══ Text for analysis
Well bless my soul and whiskers. This is the first time I’ve joined the congregation at the Church of Apple for a new product launch. I’ve watched all the past ones, downloaded the Quicktime movies and marvelled as Apple’s leader has stood before an ovating faithful and announced the switch to Intel, the birth of iPod, the miniMac, the iTunes Store, OS X, iPhoto, the swan’s neck iMac, the Shuffle, Apple retail stores, the iPhone, the titanium powerbook, Garageband, the App Store and so much more. But today I finally made it. I came to San Francisco for the launch of the iPad. Oh, happy man.

Today had special resonance. In front of his family, friends and close colleagues stood the man who founded Apple, was fired from Apple and came back to lead Apple to a greatness, reach and influence that no one on earth imagined. But a year ago, it is now clear, there was a very strong possibility that Steve Jobs would not live to see 2010 and the birth of his newest baby.

With revenues of 15.6 billion Apple is now the largest mobile device company in the world, Jobs told the subdued but excited six hundred packed into the Yerba Buena Cultural Center for the Arts Theatre this morning. A few more triumphant housekeeping notes followed and then we were into the meat of it. Well, the whole event is available to be watched online, you don’t need me to describe it. He picked up an iPad and walked us through. Afterwards I was allowed to play with one myself.

Journos getting all excited in the test-one-out room.
════
══ Listed records
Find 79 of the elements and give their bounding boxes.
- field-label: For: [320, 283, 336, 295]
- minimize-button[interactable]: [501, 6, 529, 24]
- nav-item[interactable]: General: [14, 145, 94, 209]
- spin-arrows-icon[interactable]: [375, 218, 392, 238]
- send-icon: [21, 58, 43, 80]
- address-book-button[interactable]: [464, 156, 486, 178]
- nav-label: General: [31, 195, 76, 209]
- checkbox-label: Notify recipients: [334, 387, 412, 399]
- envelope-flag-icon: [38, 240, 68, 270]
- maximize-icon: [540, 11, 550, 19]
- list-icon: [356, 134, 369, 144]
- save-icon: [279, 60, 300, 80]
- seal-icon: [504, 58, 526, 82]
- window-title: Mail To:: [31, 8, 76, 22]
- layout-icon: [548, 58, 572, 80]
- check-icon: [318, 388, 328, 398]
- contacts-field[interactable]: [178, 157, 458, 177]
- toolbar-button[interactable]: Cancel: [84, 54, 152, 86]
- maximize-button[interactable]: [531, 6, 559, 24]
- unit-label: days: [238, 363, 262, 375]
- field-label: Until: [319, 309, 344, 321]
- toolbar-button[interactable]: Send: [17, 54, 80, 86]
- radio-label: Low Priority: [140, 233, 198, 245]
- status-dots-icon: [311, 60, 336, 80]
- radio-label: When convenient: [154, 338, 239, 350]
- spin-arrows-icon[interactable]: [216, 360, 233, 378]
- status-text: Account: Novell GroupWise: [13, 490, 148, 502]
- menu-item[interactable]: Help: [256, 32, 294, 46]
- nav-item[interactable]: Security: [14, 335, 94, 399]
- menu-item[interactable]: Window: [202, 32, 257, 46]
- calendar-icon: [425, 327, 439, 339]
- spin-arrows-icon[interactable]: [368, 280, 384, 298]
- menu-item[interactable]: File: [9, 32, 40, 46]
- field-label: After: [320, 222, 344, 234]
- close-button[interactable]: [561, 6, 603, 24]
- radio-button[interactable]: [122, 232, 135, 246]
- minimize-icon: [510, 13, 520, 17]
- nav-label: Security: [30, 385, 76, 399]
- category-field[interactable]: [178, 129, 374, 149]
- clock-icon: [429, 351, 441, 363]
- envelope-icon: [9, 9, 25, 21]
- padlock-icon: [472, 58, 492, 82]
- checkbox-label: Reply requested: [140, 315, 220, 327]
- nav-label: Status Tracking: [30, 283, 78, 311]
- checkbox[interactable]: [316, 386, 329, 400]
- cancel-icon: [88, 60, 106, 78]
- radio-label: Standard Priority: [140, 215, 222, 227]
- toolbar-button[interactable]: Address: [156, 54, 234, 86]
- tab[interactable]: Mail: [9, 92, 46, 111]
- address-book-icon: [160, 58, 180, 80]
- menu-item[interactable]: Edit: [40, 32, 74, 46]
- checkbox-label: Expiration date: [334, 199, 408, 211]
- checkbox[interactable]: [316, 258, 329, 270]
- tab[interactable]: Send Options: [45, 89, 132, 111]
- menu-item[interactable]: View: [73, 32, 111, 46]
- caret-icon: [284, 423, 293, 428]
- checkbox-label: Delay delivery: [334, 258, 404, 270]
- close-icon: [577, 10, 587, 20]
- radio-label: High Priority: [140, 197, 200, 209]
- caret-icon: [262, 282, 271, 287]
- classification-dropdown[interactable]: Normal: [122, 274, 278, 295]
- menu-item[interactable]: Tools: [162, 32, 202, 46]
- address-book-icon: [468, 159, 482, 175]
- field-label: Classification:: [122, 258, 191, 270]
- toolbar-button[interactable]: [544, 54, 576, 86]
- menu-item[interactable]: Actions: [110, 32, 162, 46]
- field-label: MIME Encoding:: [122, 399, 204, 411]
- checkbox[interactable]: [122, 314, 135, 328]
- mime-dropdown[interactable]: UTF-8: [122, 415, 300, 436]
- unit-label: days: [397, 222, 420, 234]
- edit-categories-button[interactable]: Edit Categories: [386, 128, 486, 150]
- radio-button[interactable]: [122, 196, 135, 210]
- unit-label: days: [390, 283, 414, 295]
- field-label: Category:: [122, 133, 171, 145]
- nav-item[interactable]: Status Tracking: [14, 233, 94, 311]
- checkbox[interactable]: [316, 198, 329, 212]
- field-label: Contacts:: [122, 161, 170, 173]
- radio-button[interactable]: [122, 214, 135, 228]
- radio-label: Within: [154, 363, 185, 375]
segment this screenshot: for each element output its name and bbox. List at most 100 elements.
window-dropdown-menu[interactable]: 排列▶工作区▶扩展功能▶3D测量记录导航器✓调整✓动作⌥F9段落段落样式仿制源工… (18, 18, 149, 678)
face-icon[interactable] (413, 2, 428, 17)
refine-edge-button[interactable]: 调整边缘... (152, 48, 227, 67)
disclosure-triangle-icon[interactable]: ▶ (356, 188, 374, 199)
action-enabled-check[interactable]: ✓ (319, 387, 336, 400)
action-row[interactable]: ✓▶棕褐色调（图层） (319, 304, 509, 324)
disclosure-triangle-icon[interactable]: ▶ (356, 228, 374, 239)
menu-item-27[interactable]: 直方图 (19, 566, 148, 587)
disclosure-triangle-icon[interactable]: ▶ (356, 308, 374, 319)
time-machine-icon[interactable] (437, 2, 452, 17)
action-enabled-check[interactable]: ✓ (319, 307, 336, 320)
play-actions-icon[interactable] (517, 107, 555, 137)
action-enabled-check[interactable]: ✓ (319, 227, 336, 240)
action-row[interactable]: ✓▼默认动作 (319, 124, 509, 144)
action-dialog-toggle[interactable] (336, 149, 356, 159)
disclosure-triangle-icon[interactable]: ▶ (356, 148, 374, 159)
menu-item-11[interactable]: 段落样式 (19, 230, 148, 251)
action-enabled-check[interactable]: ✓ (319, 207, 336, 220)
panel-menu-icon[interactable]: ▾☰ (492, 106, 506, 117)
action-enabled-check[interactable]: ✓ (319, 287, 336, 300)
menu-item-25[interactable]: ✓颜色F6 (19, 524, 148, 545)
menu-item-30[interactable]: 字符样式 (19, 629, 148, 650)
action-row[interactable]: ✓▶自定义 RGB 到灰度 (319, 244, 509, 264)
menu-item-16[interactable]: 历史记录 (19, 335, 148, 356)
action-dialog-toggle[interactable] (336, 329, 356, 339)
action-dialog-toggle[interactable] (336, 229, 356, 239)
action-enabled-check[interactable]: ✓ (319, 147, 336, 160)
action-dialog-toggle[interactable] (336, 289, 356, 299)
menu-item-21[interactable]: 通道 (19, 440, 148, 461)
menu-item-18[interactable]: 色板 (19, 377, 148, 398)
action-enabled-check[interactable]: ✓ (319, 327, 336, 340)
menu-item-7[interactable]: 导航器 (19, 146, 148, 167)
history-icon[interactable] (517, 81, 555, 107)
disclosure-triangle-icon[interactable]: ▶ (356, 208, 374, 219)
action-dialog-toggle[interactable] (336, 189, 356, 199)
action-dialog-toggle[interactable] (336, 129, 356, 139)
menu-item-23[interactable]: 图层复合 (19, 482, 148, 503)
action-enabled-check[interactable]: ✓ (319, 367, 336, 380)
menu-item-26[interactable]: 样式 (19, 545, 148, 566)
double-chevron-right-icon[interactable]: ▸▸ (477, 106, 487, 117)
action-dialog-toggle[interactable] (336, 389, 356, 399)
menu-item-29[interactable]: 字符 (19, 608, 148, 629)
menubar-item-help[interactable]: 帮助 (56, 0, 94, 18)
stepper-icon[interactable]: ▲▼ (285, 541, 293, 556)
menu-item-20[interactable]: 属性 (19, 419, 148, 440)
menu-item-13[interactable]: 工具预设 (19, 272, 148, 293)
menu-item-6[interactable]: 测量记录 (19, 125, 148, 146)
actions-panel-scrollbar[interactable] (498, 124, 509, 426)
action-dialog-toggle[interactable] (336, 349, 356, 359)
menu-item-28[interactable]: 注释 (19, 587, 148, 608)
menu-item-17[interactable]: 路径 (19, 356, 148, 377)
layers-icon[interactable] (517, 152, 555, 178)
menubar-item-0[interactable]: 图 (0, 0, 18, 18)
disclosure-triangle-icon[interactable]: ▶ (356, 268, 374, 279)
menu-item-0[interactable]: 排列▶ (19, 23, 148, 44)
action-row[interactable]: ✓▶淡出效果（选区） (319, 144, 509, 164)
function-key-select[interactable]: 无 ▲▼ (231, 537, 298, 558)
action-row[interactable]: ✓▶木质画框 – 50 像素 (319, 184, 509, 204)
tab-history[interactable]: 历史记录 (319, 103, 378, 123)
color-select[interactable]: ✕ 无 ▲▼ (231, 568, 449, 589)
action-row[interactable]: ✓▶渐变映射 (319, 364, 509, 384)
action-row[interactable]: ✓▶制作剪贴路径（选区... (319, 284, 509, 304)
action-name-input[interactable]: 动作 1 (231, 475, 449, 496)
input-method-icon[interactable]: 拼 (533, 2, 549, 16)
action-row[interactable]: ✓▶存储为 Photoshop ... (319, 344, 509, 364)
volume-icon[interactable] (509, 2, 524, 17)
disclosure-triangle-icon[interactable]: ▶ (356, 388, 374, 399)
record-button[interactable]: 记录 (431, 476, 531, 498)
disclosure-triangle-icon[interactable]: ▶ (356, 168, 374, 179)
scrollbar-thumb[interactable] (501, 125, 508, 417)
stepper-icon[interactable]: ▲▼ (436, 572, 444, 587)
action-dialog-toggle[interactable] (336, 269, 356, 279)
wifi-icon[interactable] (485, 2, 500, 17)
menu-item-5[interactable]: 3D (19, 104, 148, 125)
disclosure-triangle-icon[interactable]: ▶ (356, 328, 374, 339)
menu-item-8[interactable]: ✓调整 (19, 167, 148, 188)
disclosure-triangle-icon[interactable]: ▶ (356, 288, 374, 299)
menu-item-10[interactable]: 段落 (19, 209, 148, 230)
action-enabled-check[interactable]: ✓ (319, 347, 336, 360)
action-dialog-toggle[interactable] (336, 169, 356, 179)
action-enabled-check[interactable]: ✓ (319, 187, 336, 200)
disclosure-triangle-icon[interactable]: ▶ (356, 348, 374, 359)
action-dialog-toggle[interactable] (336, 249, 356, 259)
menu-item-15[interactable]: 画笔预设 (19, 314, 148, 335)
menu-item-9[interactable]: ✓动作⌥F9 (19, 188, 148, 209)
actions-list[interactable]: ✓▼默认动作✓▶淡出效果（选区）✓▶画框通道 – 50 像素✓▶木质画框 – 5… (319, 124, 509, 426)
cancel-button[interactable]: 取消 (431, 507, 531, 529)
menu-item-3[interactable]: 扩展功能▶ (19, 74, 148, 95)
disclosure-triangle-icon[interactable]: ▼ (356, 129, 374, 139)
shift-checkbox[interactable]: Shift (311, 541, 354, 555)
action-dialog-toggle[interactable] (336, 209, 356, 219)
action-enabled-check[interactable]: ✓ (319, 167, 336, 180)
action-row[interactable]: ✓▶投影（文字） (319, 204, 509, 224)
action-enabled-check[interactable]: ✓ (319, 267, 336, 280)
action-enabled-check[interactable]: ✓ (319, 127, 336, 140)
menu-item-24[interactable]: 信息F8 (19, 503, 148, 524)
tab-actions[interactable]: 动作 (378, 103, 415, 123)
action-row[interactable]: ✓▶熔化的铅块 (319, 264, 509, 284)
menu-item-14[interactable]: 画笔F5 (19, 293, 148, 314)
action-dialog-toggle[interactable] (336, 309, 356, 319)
════
• _Required action 1_:
Do these statements agree with the iPad launch piece? Answer yes or no for each, and quote the words from the piece that decide it.
(a) The writer had been to earlier Apple launches in person.
(b) About six hundred people were in the theater for the event.
(c) The writer got to try an iPad after the presentation.
• _Required action 2_:
Continue the iPad launch piece from where it stops.

• _Response area 1_:
(a) No: "This is the first time I’ve joined the congregation at the Church of Apple for a new product launch."
(b) Yes: "the subdued but excited six hundred packed into the Yerba Buena Cultural Center for the Arts Theatre this morning."
(c) Yes: "Afterwards I was allowed to play with one myself."

• _Response area 2_:
I know there will be many who have already taken one look and pronounced it to be nothing but a large iPhone and something of a disappointment. I have heard these voices before. In June 2007 when the iPhone was launched I collected a long list of “not impressed”, “meh”, “big deal”, “style over substance”, “it’s all hype”, “my HTC TyTN can do more”, “what a disappointment”, “majorly underwhelmed” and similar reactions. They can hug to themselves the excuse that the first release of iPhone was 2G, closed to developers and without GPS, cut and paste and many other features that have since been incorporated. Neither they, nor I, nor anyone, predicted the “game-changing” effect the phone would so rapidly have as it evolved into a 3G, third-party app rich, compass and GPS enabled market leader. Even if it had proved a commercial and business disaster instead of an astounding success, iPhone would remain the most significant release of its generation because of its effect on the smartphone habitat. Does anybody seriously believe that Android, Nokia, Samsung, Palm, BlackBerry and a dozen others would since have produced the product line they have without the 100,000 volt taser shot up the jacksie that the iPhone delivered to the entire market?

Nonetheless, even if they couldn’t see that THREE BILLION apps would be downloaded in 2 years (that’s half a million app downloads a day, give or take ) could they not see that this device was gorgeous, beautifully made, very powerful and capable of development into something extraordinary? I see those qualities in the iPad. Like the first iPhone, iPad 1.0 is a John the Baptist preparing the way of what is to come, but also like iPhone 1.0 (and Jokanaan himself too come to that) iPad 1.0 is still fantastic enough in its own right to be classed as a stunningly exciting object, one that you will want NOW and one that will not be matched this year by any company. In the future, when it has two cameras for fully featured video conferencing, GPS and who knows what else built in (1080 HD TV reception and recording and nano projection, for example) and when the iBook store has recorded its 100 millionth download and the thousands of accessories and peripherals that have invented uses for iPad that we simply can’t now imagine – when that has happened it will all have seemed so natural and inevitable that today’s nay-sayers and sceptics will have forgotten that they ever doubted its potential.